* _Work instructions_
Reproduce the listing below line for line, changing no character.

--

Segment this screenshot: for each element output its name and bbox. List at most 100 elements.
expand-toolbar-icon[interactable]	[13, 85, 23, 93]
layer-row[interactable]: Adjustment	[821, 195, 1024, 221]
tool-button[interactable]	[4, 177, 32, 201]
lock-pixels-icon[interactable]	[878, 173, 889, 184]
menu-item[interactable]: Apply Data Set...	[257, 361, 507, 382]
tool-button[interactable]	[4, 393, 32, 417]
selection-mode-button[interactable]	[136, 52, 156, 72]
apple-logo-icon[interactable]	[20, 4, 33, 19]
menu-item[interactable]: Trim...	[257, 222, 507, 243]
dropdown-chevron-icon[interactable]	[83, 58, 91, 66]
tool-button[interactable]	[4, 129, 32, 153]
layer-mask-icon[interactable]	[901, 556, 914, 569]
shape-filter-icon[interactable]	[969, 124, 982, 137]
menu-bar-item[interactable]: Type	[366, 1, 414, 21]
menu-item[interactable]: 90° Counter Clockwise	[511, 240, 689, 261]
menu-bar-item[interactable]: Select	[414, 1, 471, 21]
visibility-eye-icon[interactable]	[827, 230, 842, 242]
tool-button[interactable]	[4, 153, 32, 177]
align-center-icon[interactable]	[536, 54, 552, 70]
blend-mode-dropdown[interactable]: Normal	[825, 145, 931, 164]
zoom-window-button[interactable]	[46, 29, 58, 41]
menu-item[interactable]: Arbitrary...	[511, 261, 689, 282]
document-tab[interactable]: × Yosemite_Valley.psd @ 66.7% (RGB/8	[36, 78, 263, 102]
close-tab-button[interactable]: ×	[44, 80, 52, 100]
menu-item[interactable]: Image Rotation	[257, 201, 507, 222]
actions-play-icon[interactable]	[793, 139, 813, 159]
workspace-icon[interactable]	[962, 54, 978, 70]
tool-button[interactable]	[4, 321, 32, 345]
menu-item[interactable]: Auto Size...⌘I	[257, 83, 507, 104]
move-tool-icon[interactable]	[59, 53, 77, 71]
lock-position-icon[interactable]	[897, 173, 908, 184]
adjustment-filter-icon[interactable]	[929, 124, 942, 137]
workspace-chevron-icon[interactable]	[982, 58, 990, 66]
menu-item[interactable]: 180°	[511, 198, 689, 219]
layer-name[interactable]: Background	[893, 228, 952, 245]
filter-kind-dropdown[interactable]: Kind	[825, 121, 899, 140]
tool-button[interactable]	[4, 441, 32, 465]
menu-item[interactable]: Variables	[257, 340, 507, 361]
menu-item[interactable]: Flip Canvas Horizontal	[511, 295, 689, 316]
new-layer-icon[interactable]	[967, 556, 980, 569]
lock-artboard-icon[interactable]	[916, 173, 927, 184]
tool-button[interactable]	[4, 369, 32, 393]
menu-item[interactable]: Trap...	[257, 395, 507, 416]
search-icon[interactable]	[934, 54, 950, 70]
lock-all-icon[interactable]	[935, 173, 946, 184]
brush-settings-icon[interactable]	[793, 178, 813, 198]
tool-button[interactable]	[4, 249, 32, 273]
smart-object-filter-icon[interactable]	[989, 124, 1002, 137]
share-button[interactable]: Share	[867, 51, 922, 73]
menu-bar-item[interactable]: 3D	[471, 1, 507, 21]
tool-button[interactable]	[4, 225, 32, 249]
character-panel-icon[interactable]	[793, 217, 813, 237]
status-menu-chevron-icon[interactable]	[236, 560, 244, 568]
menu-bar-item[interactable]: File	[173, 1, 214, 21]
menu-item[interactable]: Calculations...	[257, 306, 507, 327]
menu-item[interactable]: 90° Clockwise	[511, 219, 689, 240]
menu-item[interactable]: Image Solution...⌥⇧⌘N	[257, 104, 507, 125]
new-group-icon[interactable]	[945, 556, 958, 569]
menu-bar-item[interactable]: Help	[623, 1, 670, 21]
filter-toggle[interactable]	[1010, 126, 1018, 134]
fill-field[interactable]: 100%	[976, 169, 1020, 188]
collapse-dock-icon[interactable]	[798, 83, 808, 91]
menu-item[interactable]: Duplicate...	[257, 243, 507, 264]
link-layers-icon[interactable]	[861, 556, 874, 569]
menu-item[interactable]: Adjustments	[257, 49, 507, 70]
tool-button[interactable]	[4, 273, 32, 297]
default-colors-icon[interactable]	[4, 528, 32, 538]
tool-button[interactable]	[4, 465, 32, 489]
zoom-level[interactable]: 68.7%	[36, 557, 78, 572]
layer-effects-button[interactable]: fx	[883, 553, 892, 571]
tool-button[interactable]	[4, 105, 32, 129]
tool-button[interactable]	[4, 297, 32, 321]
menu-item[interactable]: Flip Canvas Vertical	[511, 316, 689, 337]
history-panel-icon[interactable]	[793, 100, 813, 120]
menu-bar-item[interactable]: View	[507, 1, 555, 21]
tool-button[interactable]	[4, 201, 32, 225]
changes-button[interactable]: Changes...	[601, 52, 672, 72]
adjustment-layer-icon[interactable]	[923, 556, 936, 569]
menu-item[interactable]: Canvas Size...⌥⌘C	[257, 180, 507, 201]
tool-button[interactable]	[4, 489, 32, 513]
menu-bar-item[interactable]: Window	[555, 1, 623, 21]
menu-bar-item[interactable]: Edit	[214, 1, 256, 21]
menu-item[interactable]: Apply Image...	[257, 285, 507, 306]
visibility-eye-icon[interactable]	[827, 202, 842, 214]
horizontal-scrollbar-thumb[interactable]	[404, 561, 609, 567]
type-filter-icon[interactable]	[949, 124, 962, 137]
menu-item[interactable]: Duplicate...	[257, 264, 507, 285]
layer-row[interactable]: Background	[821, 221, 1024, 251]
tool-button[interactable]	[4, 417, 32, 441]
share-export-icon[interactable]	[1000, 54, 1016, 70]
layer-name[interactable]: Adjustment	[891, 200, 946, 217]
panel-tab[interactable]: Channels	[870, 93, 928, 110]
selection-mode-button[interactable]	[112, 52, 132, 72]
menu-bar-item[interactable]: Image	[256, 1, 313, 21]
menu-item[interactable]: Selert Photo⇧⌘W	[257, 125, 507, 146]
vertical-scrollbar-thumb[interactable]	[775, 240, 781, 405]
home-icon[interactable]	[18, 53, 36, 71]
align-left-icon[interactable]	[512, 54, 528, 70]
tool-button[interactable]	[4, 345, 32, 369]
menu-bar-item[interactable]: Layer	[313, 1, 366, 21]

--

* _Exercise result_
Segment this screenshot: for each element output its name and bbox. List at most 100 elements.
expand-toolbar-icon[interactable]	[13, 85, 23, 93]
layer-row[interactable]: Adjustment	[821, 195, 1024, 221]
tool-button[interactable]	[4, 177, 32, 201]
lock-pixels-icon[interactable]	[878, 173, 889, 184]
menu-item[interactable]: Apply Data Set...	[257, 361, 507, 382]
tool-button[interactable]	[4, 393, 32, 417]
selection-mode-button[interactable]	[136, 52, 156, 72]
apple-logo-icon[interactable]	[20, 4, 33, 19]
menu-item[interactable]: Trim...	[257, 222, 507, 243]
dropdown-chevron-icon[interactable]	[83, 58, 91, 66]
tool-button[interactable]	[4, 129, 32, 153]
layer-mask-icon[interactable]	[901, 556, 914, 569]
shape-filter-icon[interactable]	[969, 124, 982, 137]
menu-bar-item[interactable]: Type	[366, 1, 414, 21]
menu-item[interactable]: 90° Counter Clockwise	[511, 240, 689, 261]
menu-bar-item[interactable]: Select	[414, 1, 471, 21]
visibility-eye-icon[interactable]	[827, 230, 842, 242]
tool-button[interactable]	[4, 153, 32, 177]
align-center-icon[interactable]	[536, 54, 552, 70]
blend-mode-dropdown[interactable]: Normal	[825, 145, 931, 164]
zoom-window-button[interactable]	[46, 29, 58, 41]
menu-item[interactable]: Arbitrary...	[511, 261, 689, 282]
document-tab[interactable]: × Yosemite_Valley.psd @ 66.7% (RGB/8	[36, 78, 263, 102]
close-tab-button[interactable]: ×	[44, 80, 52, 100]
menu-item[interactable]: Image Rotation	[257, 201, 507, 222]
actions-play-icon[interactable]	[793, 139, 813, 159]
workspace-icon[interactable]	[962, 54, 978, 70]
tool-button[interactable]	[4, 321, 32, 345]
menu-item[interactable]: Auto Size...⌘I	[257, 83, 507, 104]
move-tool-icon[interactable]	[59, 53, 77, 71]
lock-position-icon[interactable]	[897, 173, 908, 184]
adjustment-filter-icon[interactable]	[929, 124, 942, 137]
workspace-chevron-icon[interactable]	[982, 58, 990, 66]
menu-item[interactable]: 180°	[511, 198, 689, 219]
layer-name[interactable]: Background	[893, 228, 952, 245]
filter-kind-dropdown[interactable]: Kind	[825, 121, 899, 140]
tool-button[interactable]	[4, 441, 32, 465]
menu-item[interactable]: Variables	[257, 340, 507, 361]
menu-item[interactable]: Flip Canvas Horizontal	[511, 295, 689, 316]
new-layer-icon[interactable]	[967, 556, 980, 569]
lock-artboard-icon[interactable]	[916, 173, 927, 184]
tool-button[interactable]	[4, 369, 32, 393]
menu-item[interactable]: Trap...	[257, 395, 507, 416]
search-icon[interactable]	[934, 54, 950, 70]
lock-all-icon[interactable]	[935, 173, 946, 184]
brush-settings-icon[interactable]	[793, 178, 813, 198]
tool-button[interactable]	[4, 249, 32, 273]
smart-object-filter-icon[interactable]	[989, 124, 1002, 137]
share-button[interactable]: Share	[867, 51, 922, 73]
menu-bar-item[interactable]: 3D	[471, 1, 507, 21]
tool-button[interactable]	[4, 225, 32, 249]
character-panel-icon[interactable]	[793, 217, 813, 237]
status-menu-chevron-icon[interactable]	[236, 560, 244, 568]
menu-bar-item[interactable]: File	[173, 1, 214, 21]
menu-item[interactable]: Calculations...	[257, 306, 507, 327]
menu-item[interactable]: 90° Clockwise	[511, 219, 689, 240]
menu-item[interactable]: Image Solution...⌥⇧⌘N	[257, 104, 507, 125]
new-group-icon[interactable]	[945, 556, 958, 569]
menu-bar-item[interactable]: Help	[623, 1, 670, 21]
filter-toggle[interactable]	[1010, 126, 1018, 134]
fill-field[interactable]: 100%	[976, 169, 1020, 188]
collapse-dock-icon[interactable]	[798, 83, 808, 91]
menu-item[interactable]: Duplicate...	[257, 243, 507, 264]
link-layers-icon[interactable]	[861, 556, 874, 569]
menu-item[interactable]: Adjustments	[257, 49, 507, 70]
tool-button[interactable]	[4, 273, 32, 297]
default-colors-icon[interactable]	[4, 528, 32, 538]
tool-button[interactable]	[4, 465, 32, 489]
zoom-level[interactable]: 68.7%	[36, 557, 78, 572]
layer-effects-button[interactable]: fx	[883, 553, 892, 571]
tool-button[interactable]	[4, 105, 32, 129]
tool-button[interactable]	[4, 297, 32, 321]
menu-item[interactable]: Flip Canvas Vertical	[511, 316, 689, 337]
history-panel-icon[interactable]	[793, 100, 813, 120]
menu-bar-item[interactable]: View	[507, 1, 555, 21]
tool-button[interactable]	[4, 201, 32, 225]
changes-button[interactable]: Changes...	[601, 52, 672, 72]
adjustment-layer-icon[interactable]	[923, 556, 936, 569]
menu-item[interactable]: Canvas Size...⌥⌘C	[257, 180, 507, 201]
tool-button[interactable]	[4, 489, 32, 513]
menu-bar-item[interactable]: Window	[555, 1, 623, 21]
menu-bar-item[interactable]: Edit	[214, 1, 256, 21]
menu-item[interactable]: Apply Image...	[257, 285, 507, 306]
visibility-eye-icon[interactable]	[827, 202, 842, 214]
horizontal-scrollbar-thumb[interactable]	[404, 561, 609, 567]
type-filter-icon[interactable]	[949, 124, 962, 137]
menu-item[interactable]: Duplicate...	[257, 264, 507, 285]
layer-row[interactable]: Background	[821, 221, 1024, 251]
tool-button[interactable]	[4, 417, 32, 441]
share-export-icon[interactable]	[1000, 54, 1016, 70]
layer-name[interactable]: Adjustment	[891, 200, 946, 217]
panel-tab[interactable]: Channels	[870, 93, 928, 110]
selection-mode-button[interactable]	[112, 52, 132, 72]
menu-bar-item[interactable]: Image	[256, 1, 313, 21]
menu-item[interactable]: Selert Photo⇧⌘W	[257, 125, 507, 146]
vertical-scrollbar-thumb[interactable]	[775, 240, 781, 405]
home-icon[interactable]	[18, 53, 36, 71]
align-left-icon[interactable]	[512, 54, 528, 70]
tool-button[interactable]	[4, 345, 32, 369]
menu-bar-item[interactable]: Layer	[313, 1, 366, 21]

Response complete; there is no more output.